- **ROWS**:
◆ ◆ ◆ ◆ ◆
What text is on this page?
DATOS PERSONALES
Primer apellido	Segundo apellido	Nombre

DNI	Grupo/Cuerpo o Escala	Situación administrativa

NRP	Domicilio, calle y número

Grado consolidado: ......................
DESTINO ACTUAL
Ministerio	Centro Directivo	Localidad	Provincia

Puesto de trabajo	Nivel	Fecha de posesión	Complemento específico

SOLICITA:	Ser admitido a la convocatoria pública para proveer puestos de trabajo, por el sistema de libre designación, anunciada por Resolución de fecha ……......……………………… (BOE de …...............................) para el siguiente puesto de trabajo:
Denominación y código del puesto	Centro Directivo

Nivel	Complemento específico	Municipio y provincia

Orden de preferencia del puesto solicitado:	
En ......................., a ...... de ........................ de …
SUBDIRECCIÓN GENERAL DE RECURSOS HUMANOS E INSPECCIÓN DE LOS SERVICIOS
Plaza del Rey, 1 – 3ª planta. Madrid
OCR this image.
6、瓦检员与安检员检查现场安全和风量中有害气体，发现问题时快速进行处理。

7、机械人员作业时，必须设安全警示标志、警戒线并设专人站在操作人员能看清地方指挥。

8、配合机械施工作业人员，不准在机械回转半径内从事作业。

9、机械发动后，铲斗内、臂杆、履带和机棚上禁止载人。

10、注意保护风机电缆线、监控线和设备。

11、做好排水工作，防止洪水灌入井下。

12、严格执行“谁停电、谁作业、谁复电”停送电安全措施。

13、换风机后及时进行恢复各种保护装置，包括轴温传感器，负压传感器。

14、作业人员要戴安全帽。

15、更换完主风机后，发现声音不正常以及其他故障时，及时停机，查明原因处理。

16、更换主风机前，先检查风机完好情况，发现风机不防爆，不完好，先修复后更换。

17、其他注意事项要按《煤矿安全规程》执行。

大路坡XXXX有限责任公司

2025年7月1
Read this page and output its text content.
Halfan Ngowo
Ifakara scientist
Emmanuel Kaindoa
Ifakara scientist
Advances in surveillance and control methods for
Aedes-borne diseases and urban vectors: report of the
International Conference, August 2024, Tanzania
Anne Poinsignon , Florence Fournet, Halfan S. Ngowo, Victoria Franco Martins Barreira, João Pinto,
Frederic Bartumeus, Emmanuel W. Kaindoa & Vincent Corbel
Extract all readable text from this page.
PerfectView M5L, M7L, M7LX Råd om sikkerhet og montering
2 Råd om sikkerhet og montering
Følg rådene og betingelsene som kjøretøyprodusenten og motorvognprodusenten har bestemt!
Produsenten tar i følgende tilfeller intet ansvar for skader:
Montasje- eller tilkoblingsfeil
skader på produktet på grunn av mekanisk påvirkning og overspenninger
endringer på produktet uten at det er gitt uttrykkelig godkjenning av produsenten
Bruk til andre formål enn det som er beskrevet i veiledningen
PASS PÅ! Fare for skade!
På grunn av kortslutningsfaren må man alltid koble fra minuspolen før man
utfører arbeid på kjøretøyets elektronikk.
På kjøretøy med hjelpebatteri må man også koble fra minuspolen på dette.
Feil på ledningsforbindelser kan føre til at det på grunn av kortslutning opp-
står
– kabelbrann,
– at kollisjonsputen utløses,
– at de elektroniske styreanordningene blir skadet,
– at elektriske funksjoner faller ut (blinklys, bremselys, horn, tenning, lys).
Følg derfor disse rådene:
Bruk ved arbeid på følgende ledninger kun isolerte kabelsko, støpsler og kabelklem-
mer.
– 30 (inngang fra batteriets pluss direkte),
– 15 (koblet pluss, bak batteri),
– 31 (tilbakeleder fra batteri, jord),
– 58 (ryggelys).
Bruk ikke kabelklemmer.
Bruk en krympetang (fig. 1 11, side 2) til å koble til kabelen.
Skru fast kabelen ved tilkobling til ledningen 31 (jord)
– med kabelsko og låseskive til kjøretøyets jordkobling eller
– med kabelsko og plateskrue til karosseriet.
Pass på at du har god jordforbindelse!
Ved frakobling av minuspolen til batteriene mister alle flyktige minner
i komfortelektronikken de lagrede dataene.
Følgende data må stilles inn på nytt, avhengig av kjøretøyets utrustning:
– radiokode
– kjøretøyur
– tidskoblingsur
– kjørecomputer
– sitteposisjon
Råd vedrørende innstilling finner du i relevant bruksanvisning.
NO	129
◆ ◆ ◆ ◆ ◆
- **DO THIS**:
From the entries above, collect every line with the string "kjøretøyets" in it.

- **RESPONSE TO THE TASK**:
utfører arbeid på kjøretøyets elektronikk.
– med kabelsko og låseskive til kjøretøyets jordkobling eller
Følgende data må stilles inn på nytt, avhengig av kjøretøyets utrustning:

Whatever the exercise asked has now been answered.